══ MATERIAL PROVIDED ══

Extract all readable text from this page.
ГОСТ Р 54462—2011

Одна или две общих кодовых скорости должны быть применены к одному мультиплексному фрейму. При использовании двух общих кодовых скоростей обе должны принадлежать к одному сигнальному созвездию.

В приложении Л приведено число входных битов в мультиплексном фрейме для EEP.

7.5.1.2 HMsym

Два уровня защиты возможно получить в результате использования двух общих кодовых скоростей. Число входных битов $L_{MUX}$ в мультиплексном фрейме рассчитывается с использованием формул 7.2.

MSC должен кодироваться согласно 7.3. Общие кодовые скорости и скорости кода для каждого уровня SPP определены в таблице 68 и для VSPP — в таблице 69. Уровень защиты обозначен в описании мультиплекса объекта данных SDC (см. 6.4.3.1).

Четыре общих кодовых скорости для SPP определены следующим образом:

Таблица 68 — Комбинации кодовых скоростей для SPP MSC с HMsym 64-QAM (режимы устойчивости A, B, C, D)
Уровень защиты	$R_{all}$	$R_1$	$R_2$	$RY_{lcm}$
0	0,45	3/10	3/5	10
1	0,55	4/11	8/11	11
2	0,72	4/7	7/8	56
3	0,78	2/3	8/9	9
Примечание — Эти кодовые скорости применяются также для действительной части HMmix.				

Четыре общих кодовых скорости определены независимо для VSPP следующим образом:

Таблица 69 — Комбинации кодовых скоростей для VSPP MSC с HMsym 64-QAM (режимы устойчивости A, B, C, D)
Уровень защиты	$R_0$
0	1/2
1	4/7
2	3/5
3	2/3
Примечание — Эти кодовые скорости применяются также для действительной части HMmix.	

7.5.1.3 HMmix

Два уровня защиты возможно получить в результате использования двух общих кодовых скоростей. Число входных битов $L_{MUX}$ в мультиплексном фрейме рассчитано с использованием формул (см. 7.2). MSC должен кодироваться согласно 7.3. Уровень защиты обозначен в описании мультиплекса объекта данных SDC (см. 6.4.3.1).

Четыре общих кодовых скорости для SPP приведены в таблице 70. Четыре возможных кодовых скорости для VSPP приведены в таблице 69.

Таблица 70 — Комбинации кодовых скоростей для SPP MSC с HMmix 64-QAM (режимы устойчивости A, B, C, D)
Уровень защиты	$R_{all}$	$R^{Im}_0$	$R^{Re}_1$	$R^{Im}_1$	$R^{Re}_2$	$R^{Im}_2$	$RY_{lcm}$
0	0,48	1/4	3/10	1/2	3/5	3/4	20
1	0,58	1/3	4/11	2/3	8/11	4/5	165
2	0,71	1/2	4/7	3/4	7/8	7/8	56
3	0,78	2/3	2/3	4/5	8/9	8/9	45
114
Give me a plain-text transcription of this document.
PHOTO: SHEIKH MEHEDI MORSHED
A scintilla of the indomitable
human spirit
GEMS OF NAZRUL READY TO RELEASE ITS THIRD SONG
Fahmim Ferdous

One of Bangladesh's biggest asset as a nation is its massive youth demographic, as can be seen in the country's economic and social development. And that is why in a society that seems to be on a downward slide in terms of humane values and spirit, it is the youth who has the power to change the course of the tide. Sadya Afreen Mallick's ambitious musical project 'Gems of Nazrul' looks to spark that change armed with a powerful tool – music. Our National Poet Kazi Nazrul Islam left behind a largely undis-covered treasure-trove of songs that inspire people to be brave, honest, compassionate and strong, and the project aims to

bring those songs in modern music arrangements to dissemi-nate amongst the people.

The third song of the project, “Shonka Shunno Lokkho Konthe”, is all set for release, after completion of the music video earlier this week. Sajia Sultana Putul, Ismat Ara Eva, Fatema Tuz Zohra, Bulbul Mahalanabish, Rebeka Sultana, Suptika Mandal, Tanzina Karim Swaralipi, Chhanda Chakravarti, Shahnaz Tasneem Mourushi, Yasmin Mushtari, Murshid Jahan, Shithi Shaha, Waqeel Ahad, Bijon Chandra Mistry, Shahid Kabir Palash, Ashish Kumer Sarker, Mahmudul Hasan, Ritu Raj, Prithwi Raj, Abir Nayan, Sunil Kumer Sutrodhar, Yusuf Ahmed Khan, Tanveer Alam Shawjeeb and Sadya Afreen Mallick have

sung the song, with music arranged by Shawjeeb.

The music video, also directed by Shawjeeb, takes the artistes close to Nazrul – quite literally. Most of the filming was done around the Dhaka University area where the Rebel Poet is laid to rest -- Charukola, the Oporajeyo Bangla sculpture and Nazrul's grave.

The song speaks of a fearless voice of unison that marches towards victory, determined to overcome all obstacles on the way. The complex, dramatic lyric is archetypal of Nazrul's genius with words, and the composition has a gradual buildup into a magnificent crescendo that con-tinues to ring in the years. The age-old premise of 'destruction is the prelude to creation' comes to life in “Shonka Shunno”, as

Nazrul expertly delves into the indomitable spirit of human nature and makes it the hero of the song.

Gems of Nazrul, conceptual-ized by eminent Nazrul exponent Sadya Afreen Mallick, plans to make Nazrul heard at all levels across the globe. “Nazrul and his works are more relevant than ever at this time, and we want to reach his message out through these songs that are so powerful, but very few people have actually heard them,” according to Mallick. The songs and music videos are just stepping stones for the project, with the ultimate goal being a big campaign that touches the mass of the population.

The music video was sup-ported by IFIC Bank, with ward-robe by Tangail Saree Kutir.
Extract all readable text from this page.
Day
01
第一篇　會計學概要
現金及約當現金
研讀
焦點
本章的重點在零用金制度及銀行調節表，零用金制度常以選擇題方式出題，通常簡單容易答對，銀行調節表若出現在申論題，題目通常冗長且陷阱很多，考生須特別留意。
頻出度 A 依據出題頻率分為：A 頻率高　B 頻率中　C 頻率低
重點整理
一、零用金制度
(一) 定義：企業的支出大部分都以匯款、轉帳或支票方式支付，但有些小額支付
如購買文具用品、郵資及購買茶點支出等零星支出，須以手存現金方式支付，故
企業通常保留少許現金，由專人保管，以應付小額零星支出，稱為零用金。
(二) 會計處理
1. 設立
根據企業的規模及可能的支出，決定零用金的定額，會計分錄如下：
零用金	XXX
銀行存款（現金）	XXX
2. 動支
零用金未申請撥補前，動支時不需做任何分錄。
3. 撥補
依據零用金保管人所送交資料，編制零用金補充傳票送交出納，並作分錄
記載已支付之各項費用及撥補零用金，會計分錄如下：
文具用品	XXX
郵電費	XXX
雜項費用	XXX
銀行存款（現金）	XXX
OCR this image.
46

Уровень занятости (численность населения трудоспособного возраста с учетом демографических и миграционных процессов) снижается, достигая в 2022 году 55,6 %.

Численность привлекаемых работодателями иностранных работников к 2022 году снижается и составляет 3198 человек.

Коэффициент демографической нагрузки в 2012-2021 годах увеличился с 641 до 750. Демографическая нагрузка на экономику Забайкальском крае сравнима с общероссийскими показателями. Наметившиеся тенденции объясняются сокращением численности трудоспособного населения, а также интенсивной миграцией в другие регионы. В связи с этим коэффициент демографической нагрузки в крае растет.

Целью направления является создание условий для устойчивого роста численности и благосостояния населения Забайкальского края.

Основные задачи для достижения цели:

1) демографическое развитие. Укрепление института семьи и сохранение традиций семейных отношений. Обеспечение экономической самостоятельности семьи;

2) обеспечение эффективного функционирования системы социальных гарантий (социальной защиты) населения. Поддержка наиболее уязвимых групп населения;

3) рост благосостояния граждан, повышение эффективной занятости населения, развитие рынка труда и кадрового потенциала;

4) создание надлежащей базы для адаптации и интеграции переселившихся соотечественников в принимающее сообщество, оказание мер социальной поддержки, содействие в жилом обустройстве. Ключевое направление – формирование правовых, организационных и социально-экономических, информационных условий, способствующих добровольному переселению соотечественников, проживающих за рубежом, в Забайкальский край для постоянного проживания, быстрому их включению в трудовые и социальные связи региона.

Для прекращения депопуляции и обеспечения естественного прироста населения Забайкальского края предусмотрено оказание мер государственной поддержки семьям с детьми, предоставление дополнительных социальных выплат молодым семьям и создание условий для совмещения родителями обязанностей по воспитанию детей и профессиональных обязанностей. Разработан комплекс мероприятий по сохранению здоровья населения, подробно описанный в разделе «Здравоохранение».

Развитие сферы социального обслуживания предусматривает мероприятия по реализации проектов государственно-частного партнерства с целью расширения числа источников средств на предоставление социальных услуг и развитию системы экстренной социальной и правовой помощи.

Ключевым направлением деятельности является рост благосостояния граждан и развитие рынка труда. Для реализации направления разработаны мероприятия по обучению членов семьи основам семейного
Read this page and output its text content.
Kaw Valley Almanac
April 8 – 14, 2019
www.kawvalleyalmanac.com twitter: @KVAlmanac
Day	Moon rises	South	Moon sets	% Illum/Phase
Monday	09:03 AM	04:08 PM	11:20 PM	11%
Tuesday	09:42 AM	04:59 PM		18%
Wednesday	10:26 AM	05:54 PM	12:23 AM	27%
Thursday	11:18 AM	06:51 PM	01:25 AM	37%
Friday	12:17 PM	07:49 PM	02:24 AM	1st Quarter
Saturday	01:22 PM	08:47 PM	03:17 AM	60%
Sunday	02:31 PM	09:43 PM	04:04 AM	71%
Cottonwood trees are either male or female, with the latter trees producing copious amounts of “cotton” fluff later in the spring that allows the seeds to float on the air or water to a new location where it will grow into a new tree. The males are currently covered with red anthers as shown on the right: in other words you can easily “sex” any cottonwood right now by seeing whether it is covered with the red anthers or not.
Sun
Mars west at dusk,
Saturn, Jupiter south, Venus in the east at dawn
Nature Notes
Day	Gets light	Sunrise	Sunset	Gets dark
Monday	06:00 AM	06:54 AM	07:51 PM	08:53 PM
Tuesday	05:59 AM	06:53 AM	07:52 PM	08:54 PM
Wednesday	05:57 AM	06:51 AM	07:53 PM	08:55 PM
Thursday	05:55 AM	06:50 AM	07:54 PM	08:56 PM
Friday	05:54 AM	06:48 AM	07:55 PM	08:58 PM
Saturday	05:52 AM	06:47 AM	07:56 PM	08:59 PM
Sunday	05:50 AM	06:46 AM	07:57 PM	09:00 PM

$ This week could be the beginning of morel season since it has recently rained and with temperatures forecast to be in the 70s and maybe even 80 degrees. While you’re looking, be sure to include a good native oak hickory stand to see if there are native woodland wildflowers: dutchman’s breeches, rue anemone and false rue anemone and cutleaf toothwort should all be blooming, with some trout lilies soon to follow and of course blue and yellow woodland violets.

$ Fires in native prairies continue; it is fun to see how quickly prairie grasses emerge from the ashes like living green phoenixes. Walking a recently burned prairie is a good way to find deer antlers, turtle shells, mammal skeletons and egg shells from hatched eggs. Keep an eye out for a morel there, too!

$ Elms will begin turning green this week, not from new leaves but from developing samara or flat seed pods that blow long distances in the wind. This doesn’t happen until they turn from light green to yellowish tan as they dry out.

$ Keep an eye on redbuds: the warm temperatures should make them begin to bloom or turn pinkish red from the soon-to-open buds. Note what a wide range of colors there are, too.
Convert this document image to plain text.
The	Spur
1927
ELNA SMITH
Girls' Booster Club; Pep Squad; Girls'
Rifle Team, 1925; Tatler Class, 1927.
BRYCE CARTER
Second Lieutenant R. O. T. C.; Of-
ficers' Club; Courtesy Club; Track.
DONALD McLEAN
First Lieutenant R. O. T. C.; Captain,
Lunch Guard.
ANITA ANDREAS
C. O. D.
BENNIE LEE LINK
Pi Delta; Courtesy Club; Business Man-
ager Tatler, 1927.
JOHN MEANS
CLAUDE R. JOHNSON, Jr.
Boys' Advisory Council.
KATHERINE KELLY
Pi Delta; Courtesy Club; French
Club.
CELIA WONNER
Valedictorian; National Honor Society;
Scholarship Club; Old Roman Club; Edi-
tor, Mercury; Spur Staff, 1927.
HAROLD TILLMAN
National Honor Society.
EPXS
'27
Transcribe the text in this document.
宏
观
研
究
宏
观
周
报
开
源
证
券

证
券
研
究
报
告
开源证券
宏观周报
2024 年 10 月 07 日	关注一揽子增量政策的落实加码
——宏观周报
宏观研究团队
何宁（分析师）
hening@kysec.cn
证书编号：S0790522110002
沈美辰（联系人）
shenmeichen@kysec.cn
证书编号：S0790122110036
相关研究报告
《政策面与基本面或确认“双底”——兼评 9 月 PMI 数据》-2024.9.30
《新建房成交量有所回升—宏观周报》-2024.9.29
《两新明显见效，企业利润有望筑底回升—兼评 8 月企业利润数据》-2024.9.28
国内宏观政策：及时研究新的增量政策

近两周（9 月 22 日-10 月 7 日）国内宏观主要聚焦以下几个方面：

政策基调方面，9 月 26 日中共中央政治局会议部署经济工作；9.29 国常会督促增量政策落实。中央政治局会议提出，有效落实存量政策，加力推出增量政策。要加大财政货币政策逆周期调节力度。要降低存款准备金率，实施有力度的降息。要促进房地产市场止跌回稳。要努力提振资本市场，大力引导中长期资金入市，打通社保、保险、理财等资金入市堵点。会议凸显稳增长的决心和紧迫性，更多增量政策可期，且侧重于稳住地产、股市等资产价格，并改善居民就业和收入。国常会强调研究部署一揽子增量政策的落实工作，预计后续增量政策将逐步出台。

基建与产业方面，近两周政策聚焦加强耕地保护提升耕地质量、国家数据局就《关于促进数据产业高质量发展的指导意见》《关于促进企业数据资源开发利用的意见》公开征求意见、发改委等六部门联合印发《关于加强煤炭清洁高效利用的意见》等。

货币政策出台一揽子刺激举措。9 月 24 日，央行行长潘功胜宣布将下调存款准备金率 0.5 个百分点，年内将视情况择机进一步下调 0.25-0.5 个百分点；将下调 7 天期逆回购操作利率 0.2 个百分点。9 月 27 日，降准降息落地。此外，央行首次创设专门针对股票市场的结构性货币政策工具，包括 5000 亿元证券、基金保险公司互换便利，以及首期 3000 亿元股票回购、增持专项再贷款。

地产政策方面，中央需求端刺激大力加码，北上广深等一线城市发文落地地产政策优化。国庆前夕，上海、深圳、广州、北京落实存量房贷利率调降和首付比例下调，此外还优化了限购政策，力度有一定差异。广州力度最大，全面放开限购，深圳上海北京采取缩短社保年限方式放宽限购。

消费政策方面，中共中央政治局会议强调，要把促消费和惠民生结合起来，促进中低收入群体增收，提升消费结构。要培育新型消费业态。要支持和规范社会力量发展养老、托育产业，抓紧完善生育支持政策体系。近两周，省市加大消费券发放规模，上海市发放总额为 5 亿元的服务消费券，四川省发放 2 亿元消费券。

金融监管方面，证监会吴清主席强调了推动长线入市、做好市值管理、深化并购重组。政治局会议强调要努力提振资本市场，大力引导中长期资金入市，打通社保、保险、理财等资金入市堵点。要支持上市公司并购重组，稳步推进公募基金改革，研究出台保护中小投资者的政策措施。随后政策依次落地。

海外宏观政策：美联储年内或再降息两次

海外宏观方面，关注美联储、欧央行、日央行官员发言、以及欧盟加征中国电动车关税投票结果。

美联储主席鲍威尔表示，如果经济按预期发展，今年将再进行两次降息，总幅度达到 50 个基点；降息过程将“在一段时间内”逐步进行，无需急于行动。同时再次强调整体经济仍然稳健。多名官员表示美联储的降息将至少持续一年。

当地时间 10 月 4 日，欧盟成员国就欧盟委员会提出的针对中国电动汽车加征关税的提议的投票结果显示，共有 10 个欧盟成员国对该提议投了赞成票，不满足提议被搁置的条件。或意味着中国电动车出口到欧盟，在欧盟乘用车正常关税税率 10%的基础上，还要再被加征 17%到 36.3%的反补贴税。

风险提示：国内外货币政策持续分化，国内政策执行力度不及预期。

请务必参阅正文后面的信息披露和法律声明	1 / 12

═══

■ **EXERCISE GOAL**:
Extract every line from the records above that contains the word "Wednesday".

■ **FINAL RESULT**:
Wednesday	10:26 AM	05:54 PM	12:23 AM	27%
Wednesday	05:57 AM	06:51 AM	07:53 PM	08:55 PM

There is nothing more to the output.